WRITTEN INSTRUCTION »
Write out all the entries word for word, but skip any images.

ENTRIES »
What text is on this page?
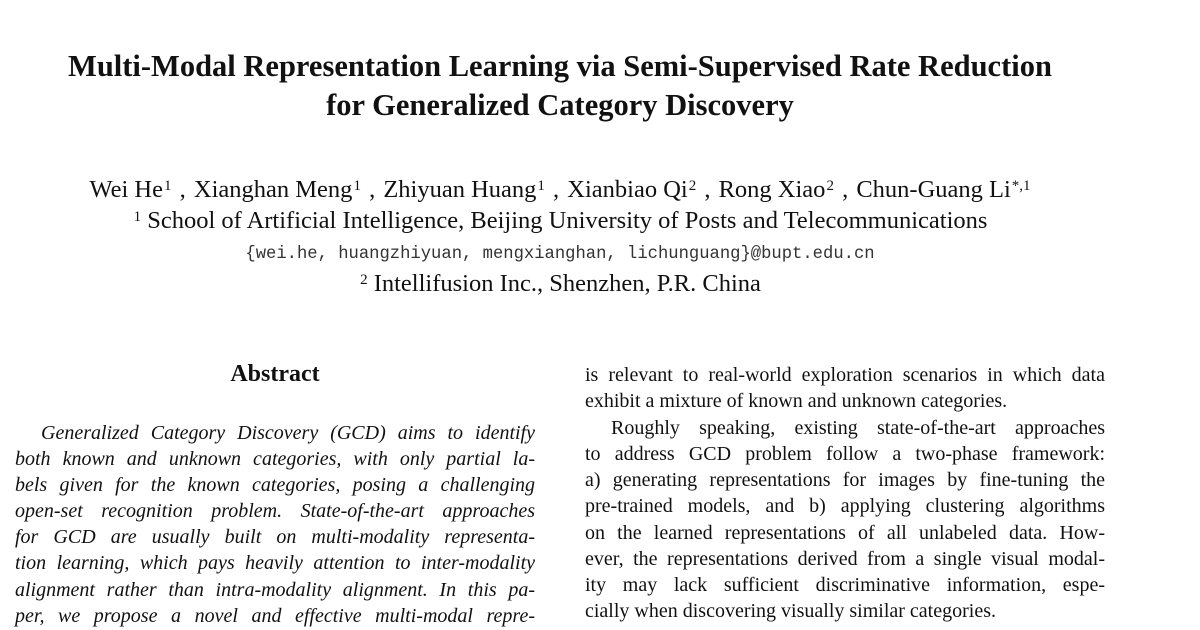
Multi-Modal Representation Learning via Semi-Supervised Rate Reduction
for Generalized Category Discovery
Wei He$^1$ , Xianghan Meng$^1$ , Zhiyuan Huang$^1$ , Xianbiao Qi$^2$ , Rong Xiao$^2$ , Chun-Guang $Li^{*,1}$
$^1$ School of Artificial Intelligence, Beijing University of Posts and Telecommunications
{wei.he, huangzhiyuan, mengxianghan, lichunguang}@bupt.edu.cn
$^2$ Intellifusion Inc., Shenzhen, P.R. China
Abstract
Generalized Category Discovery (GCD) aims to identify
both known and unknown categories, with only partial la-
bels given for the known categories, posing a challenging
open-set recognition problem. State-of-the-art approaches
for GCD are usually built on multi-modality representa-
tion learning, which pays heavily attention to inter-modality
alignment rather than intra-modality alignment. In this pa-
per, we propose a novel and effective multi-modal repre-
is relevant to real-world exploration scenarios in which data
exhibit a mixture of known and unknown categories.
Roughly speaking, existing state-of-the-art approaches
to address GCD problem follow a two-phase framework:
a) generating representations for images by fine-tuning the
pre-trained models, and b) applying clustering algorithms
on the learned representations of all unlabeled data. How-
ever, the representations derived from a single visual modal-
ity may lack sufficient discriminative information, espe-
cially when discovering visually similar categories.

CORRECT OUTPUT »
What text is on this page?
Multi-Modal Representation Learning via Semi-Supervised Rate Reduction
for Generalized Category Discovery
Wei He$^1$ , Xianghan Meng$^1$ , Zhiyuan Huang$^1$ , Xianbiao Qi$^2$ , Rong Xiao$^2$ , Chun-Guang $Li^{*,1}$
$^1$ School of Artificial Intelligence, Beijing University of Posts and Telecommunications
{wei.he, huangzhiyuan, mengxianghan, lichunguang}@bupt.edu.cn
$^2$ Intellifusion Inc., Shenzhen, P.R. China
Abstract
Generalized Category Discovery (GCD) aims to identify
both known and unknown categories, with only partial la-
bels given for the known categories, posing a challenging
open-set recognition problem. State-of-the-art approaches
for GCD are usually built on multi-modality representa-
tion learning, which pays heavily attention to inter-modality
alignment rather than intra-modality alignment. In this pa-
per, we propose a novel and effective multi-modal repre-
is relevant to real-world exploration scenarios in which data
exhibit a mixture of known and unknown categories.
Roughly speaking, existing state-of-the-art approaches
to address GCD problem follow a two-phase framework:
a) generating representations for images by fine-tuning the
pre-trained models, and b) applying clustering algorithms
on the learned representations of all unlabeled data. How-
ever, the representations derived from a single visual modal-
ity may lack sufficient discriminative information, espe-
cially when discovering visually similar categories.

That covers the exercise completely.